Material supplied:
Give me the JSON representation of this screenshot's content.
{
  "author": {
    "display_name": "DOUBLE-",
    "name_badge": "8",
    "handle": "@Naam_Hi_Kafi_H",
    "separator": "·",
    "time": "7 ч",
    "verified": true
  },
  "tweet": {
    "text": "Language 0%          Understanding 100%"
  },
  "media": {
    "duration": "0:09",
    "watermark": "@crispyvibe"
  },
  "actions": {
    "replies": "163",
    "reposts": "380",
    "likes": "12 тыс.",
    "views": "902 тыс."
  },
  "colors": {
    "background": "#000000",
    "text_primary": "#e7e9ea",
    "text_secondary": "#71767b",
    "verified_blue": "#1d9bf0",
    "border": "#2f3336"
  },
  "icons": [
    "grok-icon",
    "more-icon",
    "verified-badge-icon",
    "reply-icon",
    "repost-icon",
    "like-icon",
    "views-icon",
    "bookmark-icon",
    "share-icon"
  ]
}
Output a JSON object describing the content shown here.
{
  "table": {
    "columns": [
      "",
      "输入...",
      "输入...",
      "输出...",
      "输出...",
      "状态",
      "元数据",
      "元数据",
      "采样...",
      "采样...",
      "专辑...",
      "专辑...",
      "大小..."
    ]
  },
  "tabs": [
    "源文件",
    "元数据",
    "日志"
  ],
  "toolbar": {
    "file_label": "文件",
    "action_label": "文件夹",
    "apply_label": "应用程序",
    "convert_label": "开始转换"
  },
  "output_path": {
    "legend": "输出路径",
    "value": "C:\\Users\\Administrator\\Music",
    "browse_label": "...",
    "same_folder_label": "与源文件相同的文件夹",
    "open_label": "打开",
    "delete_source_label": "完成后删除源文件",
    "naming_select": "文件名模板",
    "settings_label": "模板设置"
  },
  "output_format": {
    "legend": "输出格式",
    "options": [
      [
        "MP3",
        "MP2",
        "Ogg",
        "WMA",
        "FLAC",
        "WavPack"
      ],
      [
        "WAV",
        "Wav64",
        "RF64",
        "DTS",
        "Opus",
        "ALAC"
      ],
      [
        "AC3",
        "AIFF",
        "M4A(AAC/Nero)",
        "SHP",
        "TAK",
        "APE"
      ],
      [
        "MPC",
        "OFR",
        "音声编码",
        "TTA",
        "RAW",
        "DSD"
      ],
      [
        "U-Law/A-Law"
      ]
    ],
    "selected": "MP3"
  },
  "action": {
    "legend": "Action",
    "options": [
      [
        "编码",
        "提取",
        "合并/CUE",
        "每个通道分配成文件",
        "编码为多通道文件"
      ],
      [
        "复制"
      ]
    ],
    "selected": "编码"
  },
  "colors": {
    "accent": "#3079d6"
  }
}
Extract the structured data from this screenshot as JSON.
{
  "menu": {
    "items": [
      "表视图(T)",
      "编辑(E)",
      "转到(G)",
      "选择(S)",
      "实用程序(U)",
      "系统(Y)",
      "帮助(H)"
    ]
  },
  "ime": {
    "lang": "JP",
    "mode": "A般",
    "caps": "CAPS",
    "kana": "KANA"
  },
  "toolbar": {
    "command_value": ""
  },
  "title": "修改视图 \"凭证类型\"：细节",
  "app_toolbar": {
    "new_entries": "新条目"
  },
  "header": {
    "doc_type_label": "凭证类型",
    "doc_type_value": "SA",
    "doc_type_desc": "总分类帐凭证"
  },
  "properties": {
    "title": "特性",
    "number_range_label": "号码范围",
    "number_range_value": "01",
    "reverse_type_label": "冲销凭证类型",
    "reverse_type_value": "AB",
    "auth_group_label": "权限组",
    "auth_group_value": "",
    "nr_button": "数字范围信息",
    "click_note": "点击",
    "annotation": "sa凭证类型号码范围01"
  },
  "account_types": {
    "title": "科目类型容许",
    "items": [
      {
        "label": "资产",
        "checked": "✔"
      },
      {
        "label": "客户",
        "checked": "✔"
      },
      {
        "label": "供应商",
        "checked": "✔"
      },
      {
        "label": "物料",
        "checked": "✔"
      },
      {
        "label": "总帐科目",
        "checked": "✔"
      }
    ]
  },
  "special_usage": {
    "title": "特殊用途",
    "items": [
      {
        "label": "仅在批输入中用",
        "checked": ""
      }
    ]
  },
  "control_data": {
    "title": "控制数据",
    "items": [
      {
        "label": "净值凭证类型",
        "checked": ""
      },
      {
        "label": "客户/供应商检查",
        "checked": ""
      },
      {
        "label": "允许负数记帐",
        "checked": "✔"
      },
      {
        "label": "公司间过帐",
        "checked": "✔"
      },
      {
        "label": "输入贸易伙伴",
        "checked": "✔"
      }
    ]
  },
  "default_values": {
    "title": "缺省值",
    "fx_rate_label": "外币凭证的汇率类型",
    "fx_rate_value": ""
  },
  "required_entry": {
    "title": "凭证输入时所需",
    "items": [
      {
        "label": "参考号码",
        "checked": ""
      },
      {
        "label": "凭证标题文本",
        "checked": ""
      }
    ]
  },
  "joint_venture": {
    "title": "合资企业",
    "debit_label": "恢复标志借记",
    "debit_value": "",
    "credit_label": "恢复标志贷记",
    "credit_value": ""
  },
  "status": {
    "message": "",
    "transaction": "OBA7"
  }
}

Exercise directions:
Print all the data exactly.

Written solution:
Give me the JSON representation of this screenshot's content.
{
  "author": {
    "display_name": "DOUBLE-",
    "name_badge": "8",
    "handle": "@Naam_Hi_Kafi_H",
    "separator": "·",
    "time": "7 ч",
    "verified": true
  },
  "tweet": {
    "text": "Language 0%          Understanding 100%"
  },
  "media": {
    "duration": "0:09",
    "watermark": "@crispyvibe"
  },
  "actions": {
    "replies": "163",
    "reposts": "380",
    "likes": "12 тыс.",
    "views": "902 тыс."
  },
  "colors": {
    "background": "#000000",
    "text_primary": "#e7e9ea",
    "text_secondary": "#71767b",
    "verified_blue": "#1d9bf0",
    "border": "#2f3336"
  },
  "icons": [
    "grok-icon",
    "more-icon",
    "verified-badge-icon",
    "reply-icon",
    "repost-icon",
    "like-icon",
    "views-icon",
    "bookmark-icon",
    "share-icon"
  ]
}
Output a JSON object describing the content shown here.
{
  "table": {
    "columns": [
      "",
      "输入...",
      "输入...",
      "输出...",
      "输出...",
      "状态",
      "元数据",
      "元数据",
      "采样...",
      "采样...",
      "专辑...",
      "专辑...",
      "大小..."
    ]
  },
  "tabs": [
    "源文件",
    "元数据",
    "日志"
  ],
  "toolbar": {
    "file_label": "文件",
    "action_label": "文件夹",
    "apply_label": "应用程序",
    "convert_label": "开始转换"
  },
  "output_path": {
    "legend": "输出路径",
    "value": "C:\\Users\\Administrator\\Music",
    "browse_label": "...",
    "same_folder_label": "与源文件相同的文件夹",
    "open_label": "打开",
    "delete_source_label": "完成后删除源文件",
    "naming_select": "文件名模板",
    "settings_label": "模板设置"
  },
  "output_format": {
    "legend": "输出格式",
    "options": [
      [
        "MP3",
        "MP2",
        "Ogg",
        "WMA",
        "FLAC",
        "WavPack"
      ],
      [
        "WAV",
        "Wav64",
        "RF64",
        "DTS",
        "Opus",
        "ALAC"
      ],
      [
        "AC3",
        "AIFF",
        "M4A(AAC/Nero)",
        "SHP",
        "TAK",
        "APE"
      ],
      [
        "MPC",
        "OFR",
        "音声编码",
        "TTA",
        "RAW",
        "DSD"
      ],
      [
        "U-Law/A-Law"
      ]
    ],
    "selected": "MP3"
  },
  "action": {
    "legend": "Action",
    "options": [
      [
        "编码",
        "提取",
        "合并/CUE",
        "每个通道分配成文件",
        "编码为多通道文件"
      ],
      [
        "复制"
      ]
    ],
    "selected": "编码"
  },
  "colors": {
    "accent": "#3079d6"
  }
}
Extract the structured data from this screenshot as JSON.
{
  "menu": {
    "items": [
      "表视图(T)",
      "编辑(E)",
      "转到(G)",
      "选择(S)",
      "实用程序(U)",
      "系统(Y)",
      "帮助(H)"
    ]
  },
  "ime": {
    "lang": "JP",
    "mode": "A般",
    "caps": "CAPS",
    "kana": "KANA"
  },
  "toolbar": {
    "command_value": ""
  },
  "title": "修改视图 \"凭证类型\"：细节",
  "app_toolbar": {
    "new_entries": "新条目"
  },
  "header": {
    "doc_type_label": "凭证类型",
    "doc_type_value": "SA",
    "doc_type_desc": "总分类帐凭证"
  },
  "properties": {
    "title": "特性",
    "number_range_label": "号码范围",
    "number_range_value": "01",
    "reverse_type_label": "冲销凭证类型",
    "reverse_type_value": "AB",
    "auth_group_label": "权限组",
    "auth_group_value": "",
    "nr_button": "数字范围信息",
    "click_note": "点击",
    "annotation": "sa凭证类型号码范围01"
  },
  "account_types": {
    "title": "科目类型容许",
    "items": [
      {
        "label": "资产",
        "checked": "✔"
      },
      {
        "label": "客户",
        "checked": "✔"
      },
      {
        "label": "供应商",
        "checked": "✔"
      },
      {
        "label": "物料",
        "checked": "✔"
      },
      {
        "label": "总帐科目",
        "checked": "✔"
      }
    ]
  },
  "special_usage": {
    "title": "特殊用途",
    "items": [
      {
        "label": "仅在批输入中用",
        "checked": ""
      }
    ]
  },
  "control_data": {
    "title": "控制数据",
    "items": [
      {
        "label": "净值凭证类型",
        "checked": ""
      },
      {
        "label": "客户/供应商检查",
        "checked": ""
      },
      {
        "label": "允许负数记帐",
        "checked": "✔"
      },
      {
        "label": "公司间过帐",
        "checked": "✔"
      },
      {
        "label": "输入贸易伙伴",
        "checked": "✔"
      }
    ]
  },
  "default_values": {
    "title": "缺省值",
    "fx_rate_label": "外币凭证的汇率类型",
    "fx_rate_value": ""
  },
  "required_entry": {
    "title": "凭证输入时所需",
    "items": [
      {
        "label": "参考号码",
        "checked": ""
      },
      {
        "label": "凭证标题文本",
        "checked": ""
      }
    ]
  },
  "joint_venture": {
    "title": "合资企业",
    "debit_label": "恢复标志借记",
    "debit_value": "",
    "credit_label": "恢复标志贷记",
    "credit_value": ""
  },
  "status": {
    "message": "",
    "transaction": "OBA7"
  }
}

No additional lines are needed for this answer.